Stored records:
________

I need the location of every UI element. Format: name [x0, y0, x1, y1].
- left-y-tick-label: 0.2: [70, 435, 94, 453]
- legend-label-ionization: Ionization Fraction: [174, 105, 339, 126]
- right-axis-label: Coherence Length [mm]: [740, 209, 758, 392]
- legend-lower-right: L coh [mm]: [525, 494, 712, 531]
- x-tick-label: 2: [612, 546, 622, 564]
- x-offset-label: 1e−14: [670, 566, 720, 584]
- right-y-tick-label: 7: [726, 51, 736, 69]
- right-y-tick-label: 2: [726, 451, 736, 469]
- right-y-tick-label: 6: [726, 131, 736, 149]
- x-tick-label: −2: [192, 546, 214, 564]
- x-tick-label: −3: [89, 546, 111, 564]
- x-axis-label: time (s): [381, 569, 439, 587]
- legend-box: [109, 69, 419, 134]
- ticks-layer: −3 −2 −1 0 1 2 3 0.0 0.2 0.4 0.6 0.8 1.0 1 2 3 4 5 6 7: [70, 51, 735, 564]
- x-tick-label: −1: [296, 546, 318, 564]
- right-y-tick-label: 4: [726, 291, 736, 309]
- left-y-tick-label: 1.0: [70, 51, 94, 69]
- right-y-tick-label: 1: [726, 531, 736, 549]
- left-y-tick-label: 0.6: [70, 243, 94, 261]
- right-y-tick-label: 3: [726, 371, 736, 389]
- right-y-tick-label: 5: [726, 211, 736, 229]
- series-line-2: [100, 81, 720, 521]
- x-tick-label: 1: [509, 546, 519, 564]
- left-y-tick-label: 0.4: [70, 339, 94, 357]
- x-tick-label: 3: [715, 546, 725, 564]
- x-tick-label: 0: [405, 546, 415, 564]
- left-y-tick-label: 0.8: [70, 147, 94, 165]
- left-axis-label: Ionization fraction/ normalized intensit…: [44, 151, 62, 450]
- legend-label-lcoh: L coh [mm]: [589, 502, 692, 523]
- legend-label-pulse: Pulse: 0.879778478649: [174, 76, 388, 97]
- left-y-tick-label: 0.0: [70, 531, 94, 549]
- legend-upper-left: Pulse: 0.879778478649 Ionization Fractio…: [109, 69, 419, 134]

________

*WHAT IS EXPECTED:*
Can you put the records, from the first line through the line containing "- x-tick-label: 2: [612, 546, 622, 564]" inclusive, into a Markdown table with the columns Row and Line, leaving out any blank lines?

*THE ANSWER:*
| Row | Line |
|---|---|
| 1 | I need the location of every UI element. Format: name [x0, y0, x1, y1]. |
| 2 | - left-y-tick-label: 0.2: [70, 435, 94, 453] |
| 3 | - legend-label-ionization: Ionization Fraction: [174, 105, 339, 126] |
| 4 | - right-axis-label: Coherence Length [mm]: [740, 209, 758, 392] |
| 5 | - legend-lower-right: L coh [mm]: [525, 494, 712, 531] |
| 6 | - x-tick-label: 2: [612, 546, 622, 564] |